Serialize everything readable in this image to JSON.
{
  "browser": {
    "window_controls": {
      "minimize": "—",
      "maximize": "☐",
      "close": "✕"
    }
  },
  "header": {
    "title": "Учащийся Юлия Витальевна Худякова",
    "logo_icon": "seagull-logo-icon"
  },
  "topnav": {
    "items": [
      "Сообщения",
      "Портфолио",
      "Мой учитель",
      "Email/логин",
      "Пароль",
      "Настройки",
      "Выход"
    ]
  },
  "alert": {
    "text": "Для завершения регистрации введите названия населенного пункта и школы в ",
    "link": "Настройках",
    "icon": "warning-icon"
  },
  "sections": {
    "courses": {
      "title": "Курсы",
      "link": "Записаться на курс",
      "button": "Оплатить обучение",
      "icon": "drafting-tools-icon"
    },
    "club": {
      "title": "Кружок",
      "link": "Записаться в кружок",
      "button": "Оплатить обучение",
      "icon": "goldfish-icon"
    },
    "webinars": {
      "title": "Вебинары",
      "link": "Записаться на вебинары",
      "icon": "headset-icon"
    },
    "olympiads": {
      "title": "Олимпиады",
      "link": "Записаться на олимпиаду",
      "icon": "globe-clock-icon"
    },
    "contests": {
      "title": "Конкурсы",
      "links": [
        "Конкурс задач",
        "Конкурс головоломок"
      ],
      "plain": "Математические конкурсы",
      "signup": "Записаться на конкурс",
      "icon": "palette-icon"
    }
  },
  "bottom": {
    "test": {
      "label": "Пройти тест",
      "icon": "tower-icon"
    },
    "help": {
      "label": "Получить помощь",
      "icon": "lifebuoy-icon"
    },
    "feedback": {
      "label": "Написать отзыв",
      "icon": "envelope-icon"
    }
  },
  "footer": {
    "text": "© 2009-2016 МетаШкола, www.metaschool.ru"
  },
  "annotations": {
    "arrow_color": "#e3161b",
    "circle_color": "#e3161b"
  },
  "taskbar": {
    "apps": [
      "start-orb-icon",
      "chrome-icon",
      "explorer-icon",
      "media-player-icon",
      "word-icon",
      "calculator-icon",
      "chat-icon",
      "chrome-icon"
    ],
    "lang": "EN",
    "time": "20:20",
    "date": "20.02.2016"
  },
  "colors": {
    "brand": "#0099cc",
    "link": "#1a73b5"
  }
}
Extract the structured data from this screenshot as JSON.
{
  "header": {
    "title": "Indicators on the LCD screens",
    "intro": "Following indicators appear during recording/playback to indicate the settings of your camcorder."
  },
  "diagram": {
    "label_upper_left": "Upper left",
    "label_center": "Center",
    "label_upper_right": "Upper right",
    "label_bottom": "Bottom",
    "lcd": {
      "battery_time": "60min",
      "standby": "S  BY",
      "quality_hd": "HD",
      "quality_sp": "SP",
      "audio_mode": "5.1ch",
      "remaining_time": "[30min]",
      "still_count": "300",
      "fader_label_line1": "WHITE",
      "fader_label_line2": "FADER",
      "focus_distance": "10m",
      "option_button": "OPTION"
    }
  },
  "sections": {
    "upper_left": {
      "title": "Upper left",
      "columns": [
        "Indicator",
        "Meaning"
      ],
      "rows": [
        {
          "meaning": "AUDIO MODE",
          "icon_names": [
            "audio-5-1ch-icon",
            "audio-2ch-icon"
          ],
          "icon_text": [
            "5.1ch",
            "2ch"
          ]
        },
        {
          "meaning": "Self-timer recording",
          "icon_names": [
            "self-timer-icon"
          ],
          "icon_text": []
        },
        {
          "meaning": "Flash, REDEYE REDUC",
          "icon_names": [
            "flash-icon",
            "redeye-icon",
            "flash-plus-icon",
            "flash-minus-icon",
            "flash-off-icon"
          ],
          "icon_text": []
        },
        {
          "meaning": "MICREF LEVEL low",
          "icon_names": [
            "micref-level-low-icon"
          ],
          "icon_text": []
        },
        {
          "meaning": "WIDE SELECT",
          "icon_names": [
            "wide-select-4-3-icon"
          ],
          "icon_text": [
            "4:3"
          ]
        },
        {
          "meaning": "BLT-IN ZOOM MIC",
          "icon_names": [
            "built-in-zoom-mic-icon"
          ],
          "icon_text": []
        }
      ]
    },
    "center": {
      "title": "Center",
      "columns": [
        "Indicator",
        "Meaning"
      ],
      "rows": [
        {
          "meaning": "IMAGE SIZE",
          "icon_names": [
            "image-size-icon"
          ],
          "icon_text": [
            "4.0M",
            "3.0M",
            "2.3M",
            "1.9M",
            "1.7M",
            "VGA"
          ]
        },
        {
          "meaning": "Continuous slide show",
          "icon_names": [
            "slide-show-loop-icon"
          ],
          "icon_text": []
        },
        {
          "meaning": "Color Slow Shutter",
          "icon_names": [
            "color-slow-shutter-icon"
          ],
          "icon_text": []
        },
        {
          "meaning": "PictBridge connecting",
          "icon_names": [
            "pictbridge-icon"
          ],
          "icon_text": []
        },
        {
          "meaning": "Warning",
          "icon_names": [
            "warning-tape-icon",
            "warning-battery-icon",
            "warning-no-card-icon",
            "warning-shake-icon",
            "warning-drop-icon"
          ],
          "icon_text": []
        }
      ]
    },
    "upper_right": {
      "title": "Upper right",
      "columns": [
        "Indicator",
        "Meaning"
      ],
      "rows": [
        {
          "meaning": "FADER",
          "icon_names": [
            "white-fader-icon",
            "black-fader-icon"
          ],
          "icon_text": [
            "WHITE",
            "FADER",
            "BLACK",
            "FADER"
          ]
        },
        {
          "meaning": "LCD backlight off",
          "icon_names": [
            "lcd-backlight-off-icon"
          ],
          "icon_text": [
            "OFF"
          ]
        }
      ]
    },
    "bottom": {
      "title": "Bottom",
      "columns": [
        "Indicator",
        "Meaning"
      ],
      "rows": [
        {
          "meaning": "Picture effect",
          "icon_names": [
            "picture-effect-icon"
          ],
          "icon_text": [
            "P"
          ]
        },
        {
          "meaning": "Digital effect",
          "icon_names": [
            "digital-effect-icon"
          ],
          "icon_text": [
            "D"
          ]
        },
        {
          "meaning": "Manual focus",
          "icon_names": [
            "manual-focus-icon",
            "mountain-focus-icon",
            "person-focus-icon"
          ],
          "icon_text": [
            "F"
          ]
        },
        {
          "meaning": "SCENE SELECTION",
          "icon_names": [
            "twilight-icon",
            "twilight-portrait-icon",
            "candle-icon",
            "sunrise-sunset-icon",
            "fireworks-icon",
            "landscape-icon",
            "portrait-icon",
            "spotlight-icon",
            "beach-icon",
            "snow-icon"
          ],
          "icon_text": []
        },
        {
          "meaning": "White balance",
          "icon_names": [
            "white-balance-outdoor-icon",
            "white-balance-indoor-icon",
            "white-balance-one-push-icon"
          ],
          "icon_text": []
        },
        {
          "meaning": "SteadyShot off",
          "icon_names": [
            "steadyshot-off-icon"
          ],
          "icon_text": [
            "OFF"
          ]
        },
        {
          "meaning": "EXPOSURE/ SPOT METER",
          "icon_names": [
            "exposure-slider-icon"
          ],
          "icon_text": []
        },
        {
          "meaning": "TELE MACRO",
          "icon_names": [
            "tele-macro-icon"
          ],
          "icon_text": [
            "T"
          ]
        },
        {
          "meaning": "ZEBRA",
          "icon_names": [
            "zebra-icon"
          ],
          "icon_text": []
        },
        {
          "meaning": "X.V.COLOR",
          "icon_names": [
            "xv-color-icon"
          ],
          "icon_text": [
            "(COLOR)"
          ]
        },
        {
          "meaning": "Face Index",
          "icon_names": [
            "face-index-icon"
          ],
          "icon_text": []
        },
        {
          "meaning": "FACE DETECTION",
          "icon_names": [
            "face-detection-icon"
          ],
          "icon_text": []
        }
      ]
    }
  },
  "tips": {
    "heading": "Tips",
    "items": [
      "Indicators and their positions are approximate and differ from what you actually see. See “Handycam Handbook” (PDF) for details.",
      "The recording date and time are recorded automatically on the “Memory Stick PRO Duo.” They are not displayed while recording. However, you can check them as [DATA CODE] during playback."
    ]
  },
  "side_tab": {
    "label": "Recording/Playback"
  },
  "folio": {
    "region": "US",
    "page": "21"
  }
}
——————
Your answer should be one number: how many lines of the listing include the word "twilight".

2